### OBJECTIVE
Copy every line that mentions the word "rānei".

(Data entries)
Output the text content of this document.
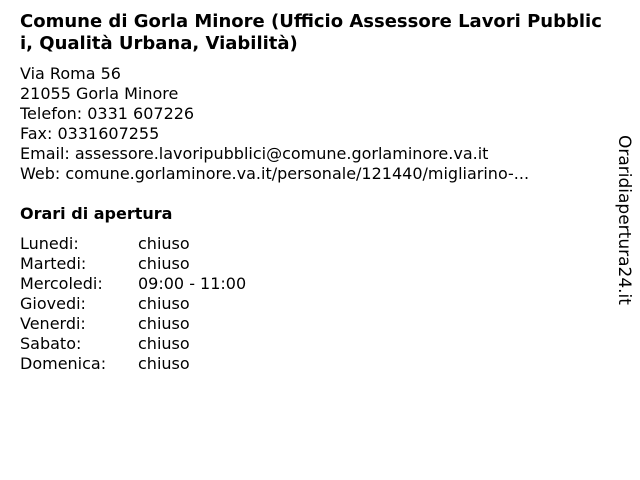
Comune di Gorla Minore (Ufficio Assessore Lavori Pubblici, Qualità Urbana, Viabilità)
Via Roma 56
21055 Gorla Minore
Telefon: 0331 607226
Fax: 0331607255
Email: assessore.lavoripubblici@comune.gorlaminore.va.it
Web: comune.gorlaminore.va.it/personale/121440/migliarino-...
Orari di apertura
Lunedi:	chiuso
Martedi:	chiuso
Mercoledi: 09:00 - 11:00
Giovedi:	chiuso
Venerdi:	chiuso
Sabato:	chiuso
Domenica: chiuso
Oraridiapertura24.it
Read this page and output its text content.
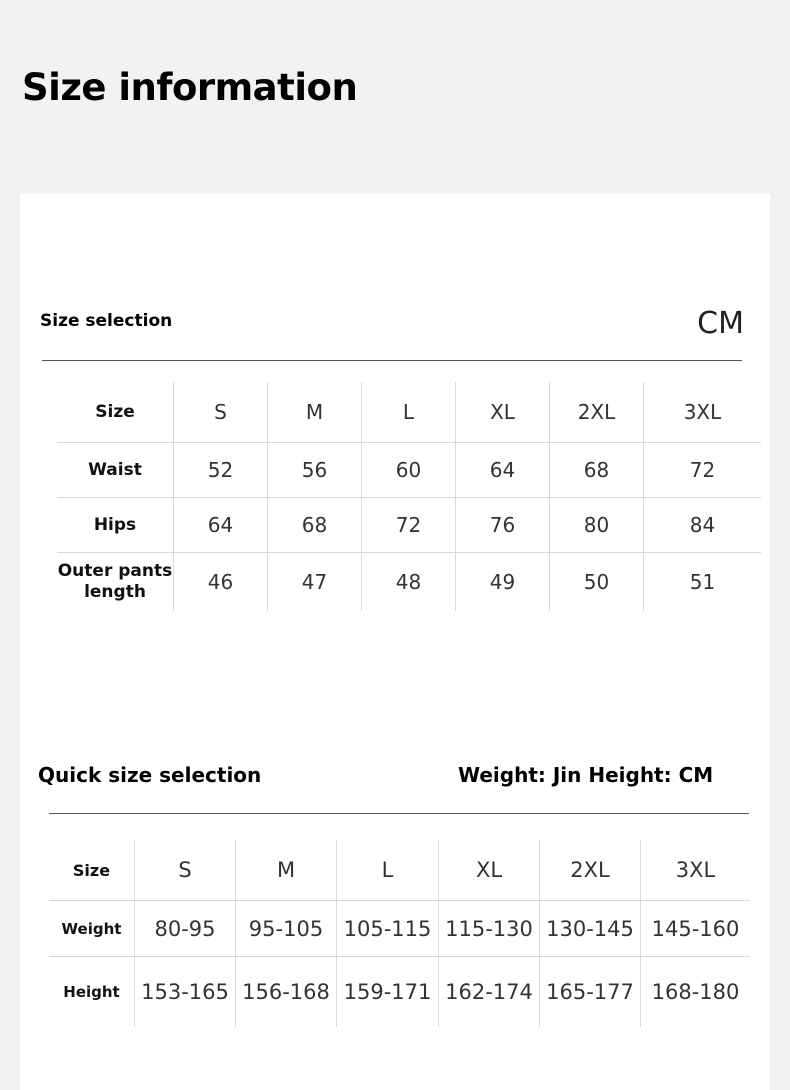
Size information
Size selection	CM
Size	S	M	L	XL	2XL	3XL
Waist	52	56	60	64	68	72
Hips	64	68	72	76	80	84
Outer pants length	46	47	48	49	50	51
Quick size selection	Weight: Jin Height: CM
Size	S	M	L	XL	2XL	3XL
Weight	80-95	95-105	105-115	115-130	130-145	145-160
Height	153-165	156-168	159-171	162-174	165-177	168-180
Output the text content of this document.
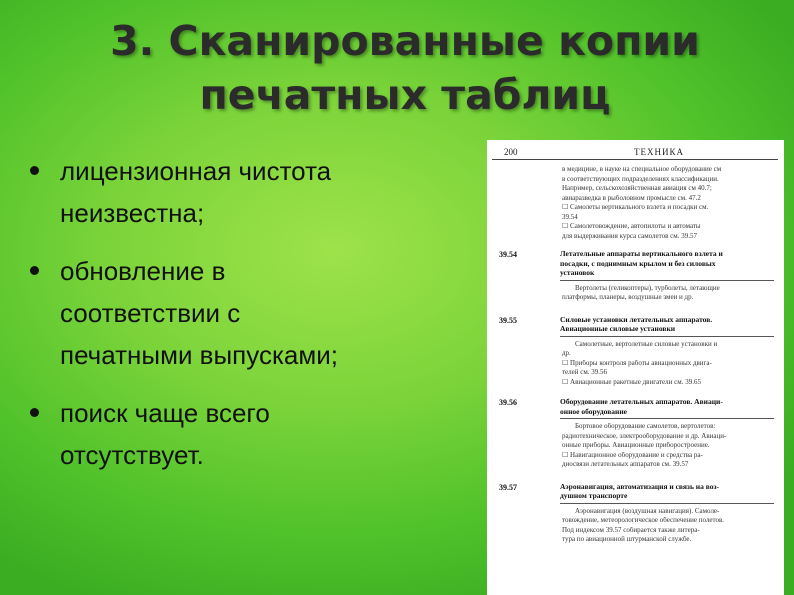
3. Сканированные копии
печатных таблиц
лицензионная чистота
неизвестна;
обновление в
соответствии с
печатными выпусками;
поиск чаще всего
отсутствует.
200	ТЕХНИКА
в медицине, в науке на специальное оборудование см
в соответствующих подразделениях классификации.
Например, сельскохозяйственная авиация см 40.7;
авиаразведка в рыболовном промысле см. 47.2
☐ Самолеты вертикального взлета и посадки см.
39.54
☐ Самолетовождение, автопилоты и автоматы
для выдерживания курса самолетов см. 39.57
39.54	Летательные аппараты вертикального взлета и
посадки, с поднимным крылом и без силовых
установок
Вертолеты (геликоптеры), турболеты, летающие
платформы, планеры, воздушные змеи и др.
39.55	Силовые установки летательных аппаратов.
Авиационные силовые установки
Самолетные, вертолетные силовые установки и
др.
☐ Приборы контроля работы авиационных двига-
телей см. 39.56
☐ Авиационные ракетные двигатели см. 39.65
39.56	Оборудование летательных аппаратов. Авиаци-
онное оборудование
Бортовое оборудование самолетов, вертолетов:
радиотехническое, электрооборудование и др. Авиаци-
онные приборы. Авиационные приборостроение.
☐ Навигационное оборудование и средства ра-
диосвязи летательных аппаратов см. 39.57
39.57	Аэронавигация, автоматизация и связь на воз-
душном транспорте
Аэронавигация (воздушная навигация). Самоле-
товождение, метеорологическое обеспечение полетов.
Под индексом 39.57 собирается также литера-
тура по авиационной штурманской службе.
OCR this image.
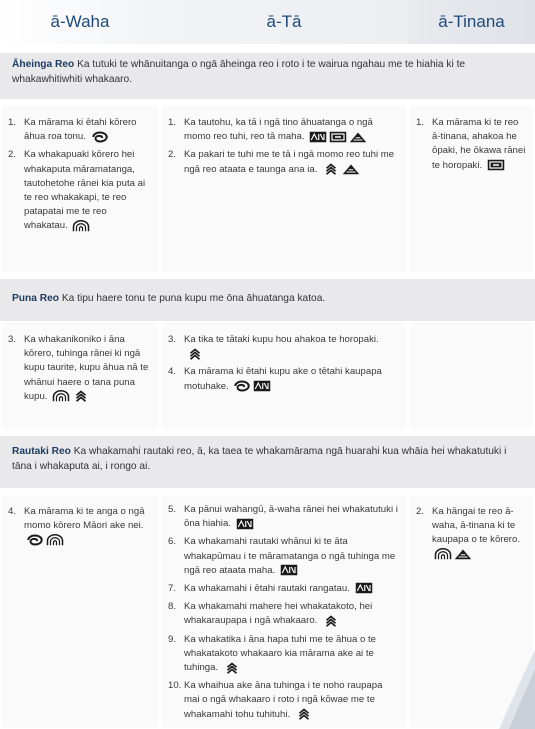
ā-Waha	ā-Tā	ā-Tinana
Āheinga Reo Ka tutuki te whānuitanga o ngā āheinga reo i roto i te wairua ngahau me te hiahia ki te whakawhitiwhiti whakaaro.
1. Ka mārama ki ētahi kōrero āhua roa tonu.
2. Ka whakapuaki kōrero hei whakaputa māramatanga, tautohetohe rānei kia puta ai te reo whakakapi, te reo patapatai me te reo whakatau.
1. Ka tautohu, ka tā i ngā tino āhuatanga o ngā momo reo tuhi, reo tā maha.
2. Ka pakari te tuhi me te tā i ngā momo reo tuhi me ngā reo ataata e taunga ana ia.
1. Ka mārama ki te reo ā-tinana, ahakoa he ōpaki, he ōkawa rānei te horopaki.
Puna Reo Ka tipu haere tonu te puna kupu me ōna āhuatanga katoa.
3. Ka whakanikoniko i āna kōrero, tuhinga rānei ki ngā kupu taurite, kupu āhua nā te whānui haere o tana puna kupu.
3. Ka tika te tātaki kupu hou ahakoa te horopaki.
4. Ka mārama ki ētahi kupu ake o tētahi kaupapa motuhake.
Rautaki Reo Ka whakamahi rautaki reo, ā, ka taea te whakamārama ngā huarahi kua whāia hei whakatutuki i tāna i whakaputa ai, i rongo ai.
4. Ka mārama ki te anga o ngā momo kōrero Māori ake nei.
5. Ka pānui wahangū, ā-waha rānei hei whakatutuki i ōna hiahia.
6. Ka whakamahi rautaki whānui ki te āta whakapūmau i te māramatanga o ngā tuhinga me ngā reo ataata maha.
7. Ka whakamahi i ētahi rautaki rangatau.
8. Ka whakamahi mahere hei whakatakoto, hei whakaraupapa i ngā whakaaro.
9. Ka whakatika i āna hapa tuhi me te āhua o te whakatakoto whakaaro kia mārama ake ai te tuhinga.
10. Ka whaihua ake āna tuhinga i te noho raupapa mai o ngā whakaaro i roto i ngā kōwae me te whakamahi tohu tuhituhi.
2. Ka hāngai te reo ā-waha, ā-tinana ki te kaupapa o te kōrero.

### EXERCISE SOLUTION
2. Ka whakapuaki kōrero hei whakaputa māramatanga, tautohetohe rānei kia puta ai te reo whakakapi, te reo patapatai me te reo whakatau.
1. Ka mārama ki te reo ā-tinana, ahakoa he ōpaki, he ōkawa rānei te horopaki.
3. Ka whakanikoniko i āna kōrero, tuhinga rānei ki ngā kupu taurite, kupu āhua nā te whānui haere o tana puna kupu.
5. Ka pānui wahangū, ā-waha rānei hei whakatutuki i ōna hiahia.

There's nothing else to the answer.